Under this task are some entries; return every one of them exactly.

Provided material:
——————
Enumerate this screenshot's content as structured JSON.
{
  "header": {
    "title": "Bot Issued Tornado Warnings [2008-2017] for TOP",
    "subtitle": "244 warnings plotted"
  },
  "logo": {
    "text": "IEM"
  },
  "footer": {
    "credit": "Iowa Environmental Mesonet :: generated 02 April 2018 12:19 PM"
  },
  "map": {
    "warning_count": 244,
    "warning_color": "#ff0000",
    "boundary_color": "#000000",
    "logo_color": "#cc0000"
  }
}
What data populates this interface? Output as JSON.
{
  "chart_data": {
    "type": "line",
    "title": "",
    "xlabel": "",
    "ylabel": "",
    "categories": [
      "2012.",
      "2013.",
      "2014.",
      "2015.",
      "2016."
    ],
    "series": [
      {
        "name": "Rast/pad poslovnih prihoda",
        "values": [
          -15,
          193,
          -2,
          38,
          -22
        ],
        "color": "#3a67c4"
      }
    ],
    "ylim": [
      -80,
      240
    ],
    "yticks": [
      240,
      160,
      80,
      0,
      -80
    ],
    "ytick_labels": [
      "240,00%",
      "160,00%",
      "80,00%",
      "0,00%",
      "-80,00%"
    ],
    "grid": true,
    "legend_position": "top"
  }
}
——————
Expected answer:
Enumerate this screenshot's content as structured JSON.
{
  "header": {
    "title": "Bot Issued Tornado Warnings [2008-2017] for TOP",
    "subtitle": "244 warnings plotted"
  },
  "logo": {
    "text": "IEM"
  },
  "footer": {
    "credit": "Iowa Environmental Mesonet :: generated 02 April 2018 12:19 PM"
  },
  "map": {
    "warning_count": 244,
    "warning_color": "#ff0000",
    "boundary_color": "#000000",
    "logo_color": "#cc0000"
  }
}
What data populates this interface? Output as JSON.
{
  "chart_data": {
    "type": "line",
    "title": "",
    "xlabel": "",
    "ylabel": "",
    "categories": [
      "2012.",
      "2013.",
      "2014.",
      "2015.",
      "2016."
    ],
    "series": [
      {
        "name": "Rast/pad poslovnih prihoda",
        "values": [
          -15,
          193,
          -2,
          38,
          -22
        ],
        "color": "#3a67c4"
      }
    ],
    "ylim": [
      -80,
      240
    ],
    "yticks": [
      240,
      160,
      80,
      0,
      -80
    ],
    "ytick_labels": [
      "240,00%",
      "160,00%",
      "80,00%",
      "0,00%",
      "-80,00%"
    ],
    "grid": true,
    "legend_position": "top"
  }
}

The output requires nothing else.